Goal of the exercise » In the listing below, identify each line with the word "this" and return those lines.

Records shown »
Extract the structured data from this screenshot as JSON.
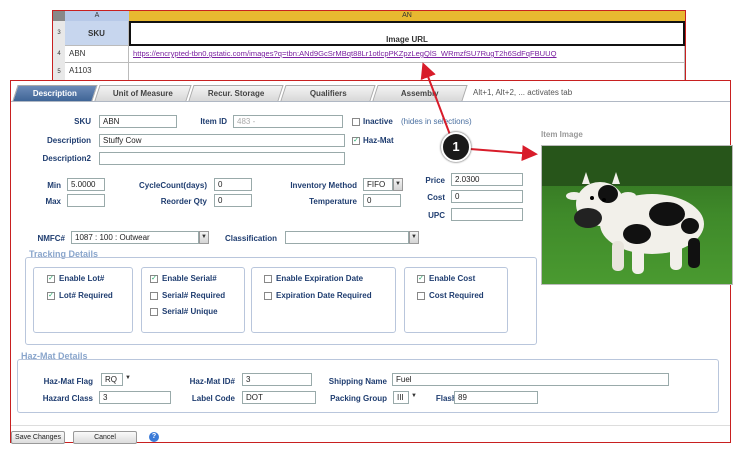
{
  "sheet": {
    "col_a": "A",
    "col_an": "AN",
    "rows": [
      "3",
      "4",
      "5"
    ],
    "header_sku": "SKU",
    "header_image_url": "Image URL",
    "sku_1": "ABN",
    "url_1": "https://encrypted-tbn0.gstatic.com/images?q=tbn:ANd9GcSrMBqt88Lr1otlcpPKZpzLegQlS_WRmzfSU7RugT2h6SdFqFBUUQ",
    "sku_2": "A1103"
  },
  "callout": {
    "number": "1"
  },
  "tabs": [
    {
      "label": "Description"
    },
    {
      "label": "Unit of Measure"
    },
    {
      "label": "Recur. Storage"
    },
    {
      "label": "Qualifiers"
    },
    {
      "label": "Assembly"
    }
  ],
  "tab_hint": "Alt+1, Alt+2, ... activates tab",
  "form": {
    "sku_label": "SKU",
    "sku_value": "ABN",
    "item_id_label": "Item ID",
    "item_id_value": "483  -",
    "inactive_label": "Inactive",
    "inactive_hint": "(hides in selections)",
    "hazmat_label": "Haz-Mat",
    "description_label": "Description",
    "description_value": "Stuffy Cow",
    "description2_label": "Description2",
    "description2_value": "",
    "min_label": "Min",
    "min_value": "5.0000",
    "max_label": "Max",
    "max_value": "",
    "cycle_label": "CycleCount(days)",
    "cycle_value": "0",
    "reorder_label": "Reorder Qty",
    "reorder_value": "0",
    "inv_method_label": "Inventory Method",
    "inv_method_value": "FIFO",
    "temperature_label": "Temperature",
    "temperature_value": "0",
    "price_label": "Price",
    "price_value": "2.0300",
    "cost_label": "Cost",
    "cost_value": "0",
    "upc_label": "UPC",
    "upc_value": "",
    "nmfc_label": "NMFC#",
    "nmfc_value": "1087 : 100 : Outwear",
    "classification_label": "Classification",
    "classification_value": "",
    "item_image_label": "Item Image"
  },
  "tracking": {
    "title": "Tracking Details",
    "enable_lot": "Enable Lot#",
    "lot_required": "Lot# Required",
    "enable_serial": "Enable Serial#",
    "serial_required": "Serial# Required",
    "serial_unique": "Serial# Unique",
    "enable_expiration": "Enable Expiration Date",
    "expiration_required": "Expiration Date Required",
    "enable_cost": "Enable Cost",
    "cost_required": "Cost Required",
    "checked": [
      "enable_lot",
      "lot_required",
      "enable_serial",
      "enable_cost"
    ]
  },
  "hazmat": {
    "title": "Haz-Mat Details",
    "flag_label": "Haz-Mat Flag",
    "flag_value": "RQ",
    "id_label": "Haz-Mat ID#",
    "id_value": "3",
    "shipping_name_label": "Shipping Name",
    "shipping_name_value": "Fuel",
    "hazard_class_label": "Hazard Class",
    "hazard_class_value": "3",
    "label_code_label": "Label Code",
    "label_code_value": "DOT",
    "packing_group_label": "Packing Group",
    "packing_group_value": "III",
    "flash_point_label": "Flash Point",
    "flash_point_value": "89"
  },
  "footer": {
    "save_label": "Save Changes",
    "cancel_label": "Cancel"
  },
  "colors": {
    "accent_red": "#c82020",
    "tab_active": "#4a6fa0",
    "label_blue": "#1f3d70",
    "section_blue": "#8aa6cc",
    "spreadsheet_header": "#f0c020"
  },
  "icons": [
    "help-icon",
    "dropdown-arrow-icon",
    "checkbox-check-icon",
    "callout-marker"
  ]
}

* * *

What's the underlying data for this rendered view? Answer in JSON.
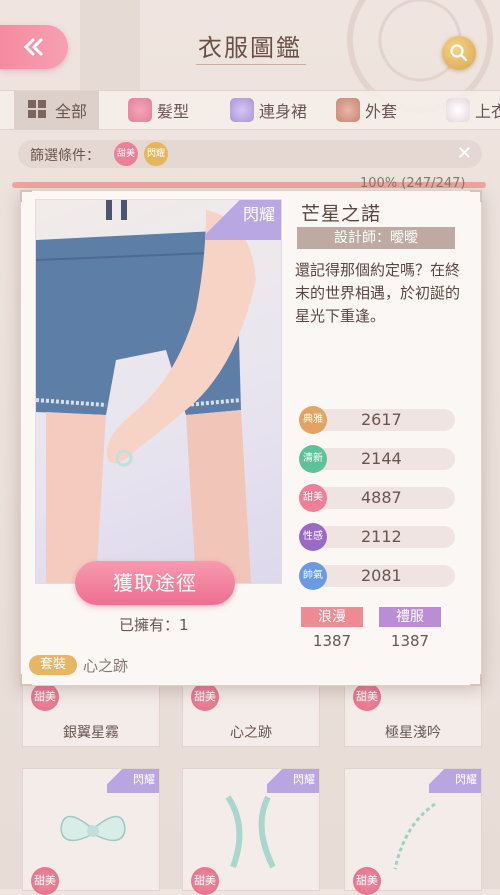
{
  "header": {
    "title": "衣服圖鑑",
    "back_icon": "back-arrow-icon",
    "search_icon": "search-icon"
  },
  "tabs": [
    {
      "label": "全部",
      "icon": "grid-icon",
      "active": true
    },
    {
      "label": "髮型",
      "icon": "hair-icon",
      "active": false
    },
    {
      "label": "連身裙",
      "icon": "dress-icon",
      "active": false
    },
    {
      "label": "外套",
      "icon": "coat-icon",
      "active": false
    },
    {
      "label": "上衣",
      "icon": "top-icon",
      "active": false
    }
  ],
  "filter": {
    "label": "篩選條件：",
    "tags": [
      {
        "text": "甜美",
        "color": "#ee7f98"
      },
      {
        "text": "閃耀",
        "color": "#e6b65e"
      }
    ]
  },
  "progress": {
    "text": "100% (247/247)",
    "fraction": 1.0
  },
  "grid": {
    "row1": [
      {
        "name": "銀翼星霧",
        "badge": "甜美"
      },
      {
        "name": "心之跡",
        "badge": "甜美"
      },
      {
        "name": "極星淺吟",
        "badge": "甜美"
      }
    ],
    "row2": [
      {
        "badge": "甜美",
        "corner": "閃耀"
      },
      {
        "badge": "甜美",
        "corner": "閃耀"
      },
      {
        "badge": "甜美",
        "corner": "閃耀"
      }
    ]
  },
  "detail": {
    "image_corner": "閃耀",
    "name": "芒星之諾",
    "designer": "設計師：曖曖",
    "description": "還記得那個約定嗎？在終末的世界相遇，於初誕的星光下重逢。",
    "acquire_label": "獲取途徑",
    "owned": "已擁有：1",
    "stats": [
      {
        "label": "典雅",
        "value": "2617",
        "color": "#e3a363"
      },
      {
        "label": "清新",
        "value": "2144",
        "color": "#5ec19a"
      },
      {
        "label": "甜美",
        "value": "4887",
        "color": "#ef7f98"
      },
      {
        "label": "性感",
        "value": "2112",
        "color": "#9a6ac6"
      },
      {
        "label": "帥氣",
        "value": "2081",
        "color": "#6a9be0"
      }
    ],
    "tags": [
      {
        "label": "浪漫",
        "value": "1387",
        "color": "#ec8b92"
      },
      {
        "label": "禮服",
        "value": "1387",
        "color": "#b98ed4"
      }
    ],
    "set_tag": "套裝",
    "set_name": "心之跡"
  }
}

Answer to the exercise »
Extract the structured data from this screenshot as JSON.
What's the underlying data for this rendered view? Answer in JSON.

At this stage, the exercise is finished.